:: WHAT THE TASK REQUIRES ::
Copy each line that has the string "Parallelism" somewhere in it.

----- INFORMATION GIVEN -----

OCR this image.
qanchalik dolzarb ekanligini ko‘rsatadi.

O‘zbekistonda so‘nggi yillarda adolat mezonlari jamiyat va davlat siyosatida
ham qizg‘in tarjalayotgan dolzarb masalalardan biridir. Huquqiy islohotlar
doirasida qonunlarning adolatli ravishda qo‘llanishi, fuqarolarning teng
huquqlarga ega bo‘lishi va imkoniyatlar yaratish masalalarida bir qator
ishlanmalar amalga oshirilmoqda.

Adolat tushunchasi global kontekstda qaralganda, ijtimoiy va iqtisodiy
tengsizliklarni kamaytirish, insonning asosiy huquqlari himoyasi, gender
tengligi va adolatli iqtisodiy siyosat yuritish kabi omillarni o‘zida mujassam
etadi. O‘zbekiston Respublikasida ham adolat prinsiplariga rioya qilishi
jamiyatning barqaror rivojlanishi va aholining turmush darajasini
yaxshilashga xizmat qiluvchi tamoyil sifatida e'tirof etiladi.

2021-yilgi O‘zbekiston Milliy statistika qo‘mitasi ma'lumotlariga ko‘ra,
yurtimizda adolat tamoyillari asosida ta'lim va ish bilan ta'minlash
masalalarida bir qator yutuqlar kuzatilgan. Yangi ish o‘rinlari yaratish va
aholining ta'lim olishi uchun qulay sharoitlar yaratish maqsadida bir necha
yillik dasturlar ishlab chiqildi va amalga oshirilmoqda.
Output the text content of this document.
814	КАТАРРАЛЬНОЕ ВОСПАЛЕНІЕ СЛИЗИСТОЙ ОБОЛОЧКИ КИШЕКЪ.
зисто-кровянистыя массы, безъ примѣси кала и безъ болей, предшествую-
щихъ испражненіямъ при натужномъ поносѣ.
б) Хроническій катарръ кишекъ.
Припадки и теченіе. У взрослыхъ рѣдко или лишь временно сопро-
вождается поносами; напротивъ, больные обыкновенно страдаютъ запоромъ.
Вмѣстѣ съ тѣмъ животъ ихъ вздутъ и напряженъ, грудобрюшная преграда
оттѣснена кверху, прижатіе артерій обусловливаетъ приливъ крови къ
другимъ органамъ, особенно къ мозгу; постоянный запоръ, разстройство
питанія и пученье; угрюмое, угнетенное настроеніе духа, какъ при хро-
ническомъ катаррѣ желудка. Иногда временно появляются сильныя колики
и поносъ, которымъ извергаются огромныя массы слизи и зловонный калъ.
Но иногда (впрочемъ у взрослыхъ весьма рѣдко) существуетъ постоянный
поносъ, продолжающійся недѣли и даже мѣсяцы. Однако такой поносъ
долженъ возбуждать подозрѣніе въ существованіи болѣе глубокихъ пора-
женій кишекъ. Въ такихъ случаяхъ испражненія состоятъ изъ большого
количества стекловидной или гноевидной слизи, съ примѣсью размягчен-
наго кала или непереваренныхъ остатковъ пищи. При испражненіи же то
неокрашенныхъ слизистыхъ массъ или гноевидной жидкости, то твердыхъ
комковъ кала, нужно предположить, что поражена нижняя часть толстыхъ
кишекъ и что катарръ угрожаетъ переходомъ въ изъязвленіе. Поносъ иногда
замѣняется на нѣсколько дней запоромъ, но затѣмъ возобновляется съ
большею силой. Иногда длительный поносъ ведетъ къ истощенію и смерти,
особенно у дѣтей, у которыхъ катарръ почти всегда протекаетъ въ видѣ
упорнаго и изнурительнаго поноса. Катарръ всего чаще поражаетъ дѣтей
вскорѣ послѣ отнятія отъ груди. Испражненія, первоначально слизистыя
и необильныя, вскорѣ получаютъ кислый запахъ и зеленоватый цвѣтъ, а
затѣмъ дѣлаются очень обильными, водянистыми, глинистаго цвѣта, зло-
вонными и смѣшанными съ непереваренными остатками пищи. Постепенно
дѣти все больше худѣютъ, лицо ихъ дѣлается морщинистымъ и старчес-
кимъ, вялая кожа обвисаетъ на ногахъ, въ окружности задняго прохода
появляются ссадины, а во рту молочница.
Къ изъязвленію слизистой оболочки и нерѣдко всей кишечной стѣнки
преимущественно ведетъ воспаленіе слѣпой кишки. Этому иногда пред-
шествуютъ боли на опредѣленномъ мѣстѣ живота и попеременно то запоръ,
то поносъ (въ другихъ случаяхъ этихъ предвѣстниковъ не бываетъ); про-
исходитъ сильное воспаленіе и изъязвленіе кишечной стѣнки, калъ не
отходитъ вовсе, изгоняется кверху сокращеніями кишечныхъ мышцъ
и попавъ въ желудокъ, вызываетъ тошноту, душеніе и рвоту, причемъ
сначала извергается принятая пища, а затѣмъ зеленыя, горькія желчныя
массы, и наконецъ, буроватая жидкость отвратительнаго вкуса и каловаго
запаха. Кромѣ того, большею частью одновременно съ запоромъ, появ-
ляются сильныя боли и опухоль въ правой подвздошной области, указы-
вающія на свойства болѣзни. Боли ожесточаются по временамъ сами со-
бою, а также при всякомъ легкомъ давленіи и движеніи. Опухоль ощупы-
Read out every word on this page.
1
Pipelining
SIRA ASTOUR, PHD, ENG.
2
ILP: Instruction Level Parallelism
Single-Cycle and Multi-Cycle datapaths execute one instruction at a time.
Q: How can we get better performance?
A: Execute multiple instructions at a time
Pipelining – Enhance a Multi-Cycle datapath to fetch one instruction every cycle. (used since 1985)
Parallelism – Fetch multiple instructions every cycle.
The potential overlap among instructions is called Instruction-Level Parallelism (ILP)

-----

:: SOLUTION TO THIS TASK ::
ILP: Instruction Level Parallelism
Parallelism – Fetch multiple instructions every cycle.
The potential overlap among instructions is called Instruction-Level Parallelism (ILP)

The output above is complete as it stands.